:: RECORDS FOR THE EXERCISE ::

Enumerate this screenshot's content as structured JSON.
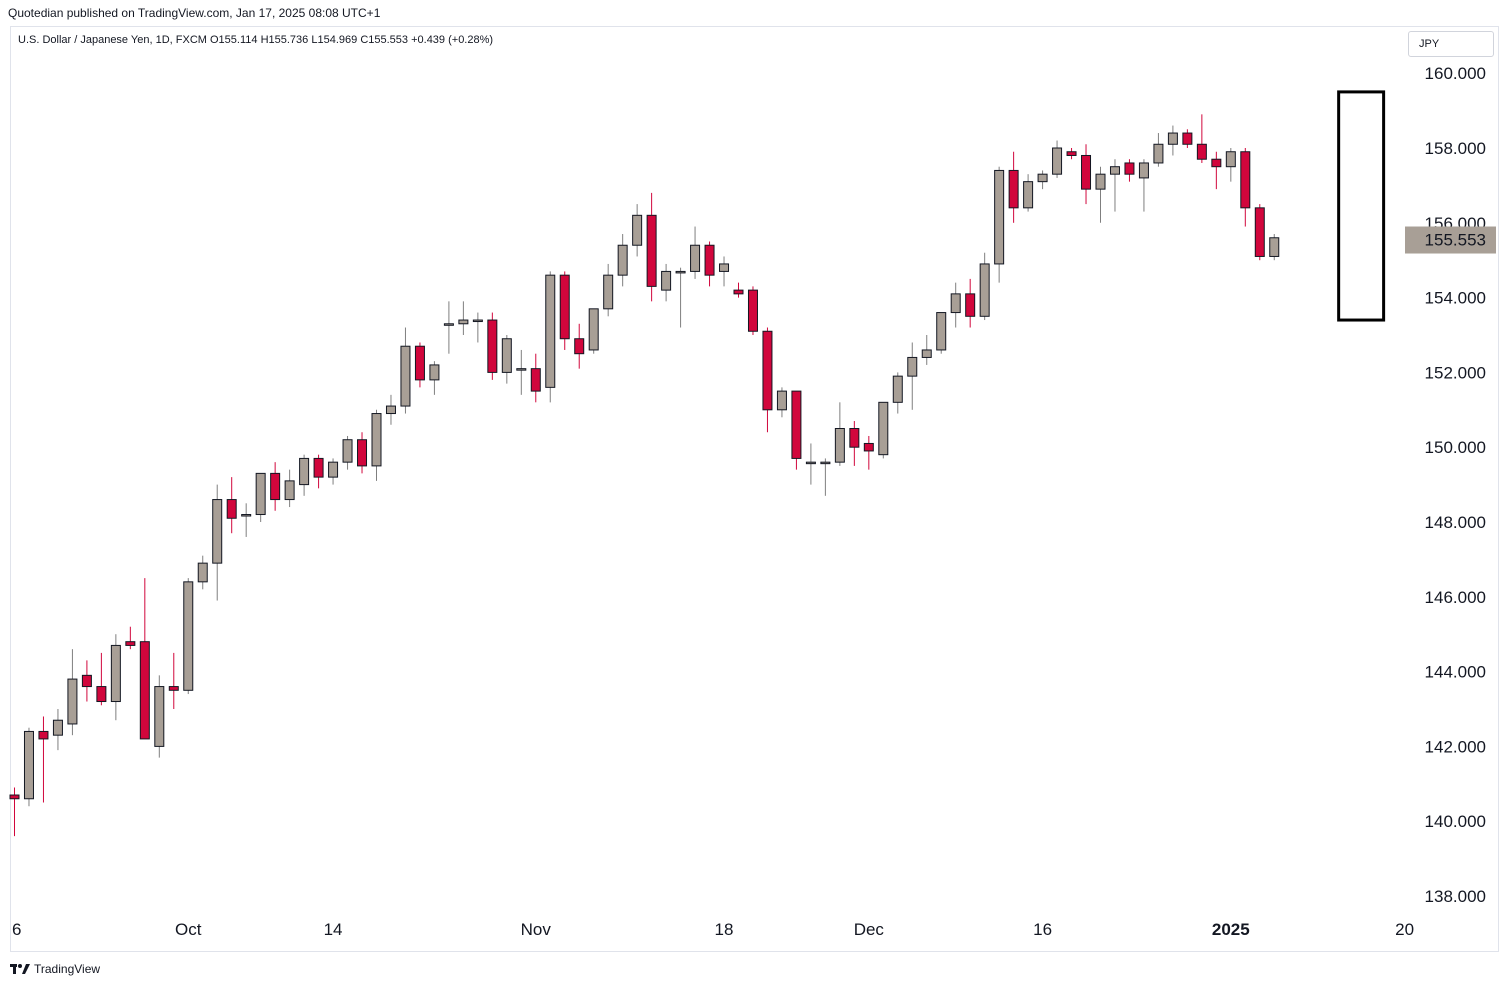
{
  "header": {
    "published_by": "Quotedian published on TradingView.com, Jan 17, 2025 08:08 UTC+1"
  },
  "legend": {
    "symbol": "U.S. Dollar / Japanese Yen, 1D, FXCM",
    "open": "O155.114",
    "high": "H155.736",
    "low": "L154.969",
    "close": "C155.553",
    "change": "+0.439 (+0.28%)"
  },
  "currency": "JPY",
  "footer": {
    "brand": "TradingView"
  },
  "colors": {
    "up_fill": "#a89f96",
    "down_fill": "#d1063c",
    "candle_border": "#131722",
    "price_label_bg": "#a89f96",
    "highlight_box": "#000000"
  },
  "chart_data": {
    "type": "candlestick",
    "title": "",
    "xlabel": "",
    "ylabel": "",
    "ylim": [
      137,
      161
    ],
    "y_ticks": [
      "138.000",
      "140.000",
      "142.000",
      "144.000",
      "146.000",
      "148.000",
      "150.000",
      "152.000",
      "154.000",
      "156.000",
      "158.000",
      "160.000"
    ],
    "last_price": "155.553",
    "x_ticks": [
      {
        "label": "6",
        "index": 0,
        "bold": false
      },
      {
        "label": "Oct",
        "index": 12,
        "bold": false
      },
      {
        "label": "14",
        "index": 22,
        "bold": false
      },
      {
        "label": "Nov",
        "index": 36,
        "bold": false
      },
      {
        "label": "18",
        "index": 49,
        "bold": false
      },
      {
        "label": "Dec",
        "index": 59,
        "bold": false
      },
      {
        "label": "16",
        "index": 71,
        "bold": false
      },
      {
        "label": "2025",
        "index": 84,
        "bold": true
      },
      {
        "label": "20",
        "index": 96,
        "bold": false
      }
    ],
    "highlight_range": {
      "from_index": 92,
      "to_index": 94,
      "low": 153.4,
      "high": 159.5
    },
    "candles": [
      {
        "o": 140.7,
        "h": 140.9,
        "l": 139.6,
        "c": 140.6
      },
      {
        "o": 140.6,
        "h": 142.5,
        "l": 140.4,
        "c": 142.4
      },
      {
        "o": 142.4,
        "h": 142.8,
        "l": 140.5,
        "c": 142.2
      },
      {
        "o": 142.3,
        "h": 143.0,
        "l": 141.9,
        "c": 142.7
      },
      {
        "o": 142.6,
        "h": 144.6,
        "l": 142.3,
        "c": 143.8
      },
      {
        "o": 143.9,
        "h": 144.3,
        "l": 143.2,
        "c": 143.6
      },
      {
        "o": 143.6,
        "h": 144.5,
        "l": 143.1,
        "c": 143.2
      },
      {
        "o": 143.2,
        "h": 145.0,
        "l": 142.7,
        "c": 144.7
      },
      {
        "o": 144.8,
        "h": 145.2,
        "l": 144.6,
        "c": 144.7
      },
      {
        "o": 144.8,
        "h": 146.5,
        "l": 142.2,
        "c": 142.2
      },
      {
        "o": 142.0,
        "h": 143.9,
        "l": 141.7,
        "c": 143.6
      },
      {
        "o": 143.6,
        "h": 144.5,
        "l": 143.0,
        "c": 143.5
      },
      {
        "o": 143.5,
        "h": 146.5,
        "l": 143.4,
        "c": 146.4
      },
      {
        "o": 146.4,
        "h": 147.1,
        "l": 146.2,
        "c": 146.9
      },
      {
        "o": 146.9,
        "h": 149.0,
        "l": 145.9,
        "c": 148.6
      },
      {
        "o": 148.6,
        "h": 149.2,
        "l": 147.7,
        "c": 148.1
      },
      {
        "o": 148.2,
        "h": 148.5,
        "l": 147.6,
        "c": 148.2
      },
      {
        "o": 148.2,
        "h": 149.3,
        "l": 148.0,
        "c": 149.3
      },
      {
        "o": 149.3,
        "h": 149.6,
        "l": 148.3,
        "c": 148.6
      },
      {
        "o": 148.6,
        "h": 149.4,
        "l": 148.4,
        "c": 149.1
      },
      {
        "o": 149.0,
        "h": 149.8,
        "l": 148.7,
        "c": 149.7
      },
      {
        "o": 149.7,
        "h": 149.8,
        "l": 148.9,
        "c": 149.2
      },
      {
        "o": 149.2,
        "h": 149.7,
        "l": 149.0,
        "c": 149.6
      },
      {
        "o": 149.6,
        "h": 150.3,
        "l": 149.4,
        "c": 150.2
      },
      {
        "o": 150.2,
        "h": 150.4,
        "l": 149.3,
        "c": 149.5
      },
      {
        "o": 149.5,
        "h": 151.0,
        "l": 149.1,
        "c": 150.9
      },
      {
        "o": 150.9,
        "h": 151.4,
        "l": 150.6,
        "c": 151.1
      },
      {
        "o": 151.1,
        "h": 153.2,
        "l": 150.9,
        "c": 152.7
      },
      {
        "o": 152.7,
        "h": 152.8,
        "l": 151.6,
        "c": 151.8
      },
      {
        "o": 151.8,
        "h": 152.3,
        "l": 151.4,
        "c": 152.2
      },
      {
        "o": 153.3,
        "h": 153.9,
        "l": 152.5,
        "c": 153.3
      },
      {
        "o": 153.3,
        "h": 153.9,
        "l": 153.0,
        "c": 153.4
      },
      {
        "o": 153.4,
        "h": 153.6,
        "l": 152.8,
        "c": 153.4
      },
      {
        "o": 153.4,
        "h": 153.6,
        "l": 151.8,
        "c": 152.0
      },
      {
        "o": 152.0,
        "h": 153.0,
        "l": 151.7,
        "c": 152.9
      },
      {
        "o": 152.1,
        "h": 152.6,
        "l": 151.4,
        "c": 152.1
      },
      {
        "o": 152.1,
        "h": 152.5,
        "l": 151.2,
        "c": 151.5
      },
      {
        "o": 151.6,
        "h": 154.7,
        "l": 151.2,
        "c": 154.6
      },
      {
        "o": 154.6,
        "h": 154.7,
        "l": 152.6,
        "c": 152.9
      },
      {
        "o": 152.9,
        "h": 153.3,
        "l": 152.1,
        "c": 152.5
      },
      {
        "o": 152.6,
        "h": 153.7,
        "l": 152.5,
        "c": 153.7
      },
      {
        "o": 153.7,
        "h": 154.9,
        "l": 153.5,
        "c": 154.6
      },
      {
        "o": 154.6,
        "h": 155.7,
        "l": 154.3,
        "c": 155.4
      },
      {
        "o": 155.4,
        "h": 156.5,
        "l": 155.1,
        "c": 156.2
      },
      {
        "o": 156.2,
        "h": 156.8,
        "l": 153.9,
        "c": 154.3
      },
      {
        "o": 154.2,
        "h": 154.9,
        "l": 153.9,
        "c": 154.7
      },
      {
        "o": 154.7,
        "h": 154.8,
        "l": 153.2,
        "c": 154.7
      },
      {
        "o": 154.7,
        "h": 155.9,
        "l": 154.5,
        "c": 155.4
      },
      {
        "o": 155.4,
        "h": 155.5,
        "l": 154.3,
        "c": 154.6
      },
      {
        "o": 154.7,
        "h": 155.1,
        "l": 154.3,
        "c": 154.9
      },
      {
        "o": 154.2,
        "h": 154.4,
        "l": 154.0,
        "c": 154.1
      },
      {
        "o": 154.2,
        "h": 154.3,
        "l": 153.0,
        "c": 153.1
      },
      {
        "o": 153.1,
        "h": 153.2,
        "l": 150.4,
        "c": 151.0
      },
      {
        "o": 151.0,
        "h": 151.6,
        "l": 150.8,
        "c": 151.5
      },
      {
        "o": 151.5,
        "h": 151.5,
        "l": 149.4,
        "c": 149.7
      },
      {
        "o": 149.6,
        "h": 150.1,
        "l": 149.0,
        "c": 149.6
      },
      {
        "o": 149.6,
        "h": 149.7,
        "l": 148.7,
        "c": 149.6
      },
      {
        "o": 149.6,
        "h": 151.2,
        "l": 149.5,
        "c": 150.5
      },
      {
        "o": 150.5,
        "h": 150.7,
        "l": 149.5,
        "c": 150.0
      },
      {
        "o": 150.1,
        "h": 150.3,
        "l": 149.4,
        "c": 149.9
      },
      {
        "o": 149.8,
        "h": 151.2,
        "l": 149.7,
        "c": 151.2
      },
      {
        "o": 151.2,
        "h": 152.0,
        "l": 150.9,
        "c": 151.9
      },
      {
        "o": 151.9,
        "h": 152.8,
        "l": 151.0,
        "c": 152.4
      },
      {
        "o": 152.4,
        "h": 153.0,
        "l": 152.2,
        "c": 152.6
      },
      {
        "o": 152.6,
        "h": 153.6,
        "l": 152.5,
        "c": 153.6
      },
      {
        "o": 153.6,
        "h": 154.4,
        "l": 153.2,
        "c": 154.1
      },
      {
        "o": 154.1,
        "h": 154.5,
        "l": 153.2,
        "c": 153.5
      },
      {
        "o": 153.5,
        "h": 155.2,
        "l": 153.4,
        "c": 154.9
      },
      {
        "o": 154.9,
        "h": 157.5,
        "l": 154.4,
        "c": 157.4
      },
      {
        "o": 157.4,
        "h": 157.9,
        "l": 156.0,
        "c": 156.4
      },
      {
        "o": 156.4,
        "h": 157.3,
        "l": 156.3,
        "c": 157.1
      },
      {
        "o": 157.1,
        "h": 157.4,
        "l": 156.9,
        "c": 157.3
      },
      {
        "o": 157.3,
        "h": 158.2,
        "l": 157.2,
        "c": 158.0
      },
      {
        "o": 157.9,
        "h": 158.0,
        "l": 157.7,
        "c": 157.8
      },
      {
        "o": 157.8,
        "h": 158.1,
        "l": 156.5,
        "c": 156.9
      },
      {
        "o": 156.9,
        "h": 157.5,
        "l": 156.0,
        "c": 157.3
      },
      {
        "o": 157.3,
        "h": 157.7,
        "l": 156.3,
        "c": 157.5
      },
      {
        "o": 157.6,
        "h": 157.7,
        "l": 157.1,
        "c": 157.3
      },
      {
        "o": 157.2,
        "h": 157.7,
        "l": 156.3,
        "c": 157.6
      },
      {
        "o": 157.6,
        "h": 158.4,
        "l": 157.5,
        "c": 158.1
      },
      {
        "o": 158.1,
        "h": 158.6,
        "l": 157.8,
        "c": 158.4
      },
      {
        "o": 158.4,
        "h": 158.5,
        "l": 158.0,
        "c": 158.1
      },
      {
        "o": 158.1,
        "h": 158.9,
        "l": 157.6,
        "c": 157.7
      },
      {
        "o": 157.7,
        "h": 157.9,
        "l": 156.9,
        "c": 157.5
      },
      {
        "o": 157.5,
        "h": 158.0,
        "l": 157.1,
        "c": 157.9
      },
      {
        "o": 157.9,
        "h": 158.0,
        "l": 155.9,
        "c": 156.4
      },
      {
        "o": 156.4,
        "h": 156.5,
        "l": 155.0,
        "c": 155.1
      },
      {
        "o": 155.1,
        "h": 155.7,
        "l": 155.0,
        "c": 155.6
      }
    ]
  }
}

:::

Copy every line of the listing containing the string "TradingView".

    "published_by": "Quotedian published on TradingView.com, Jan 17, 2025 08:08 UTC+1"
    "brand": "TradingView"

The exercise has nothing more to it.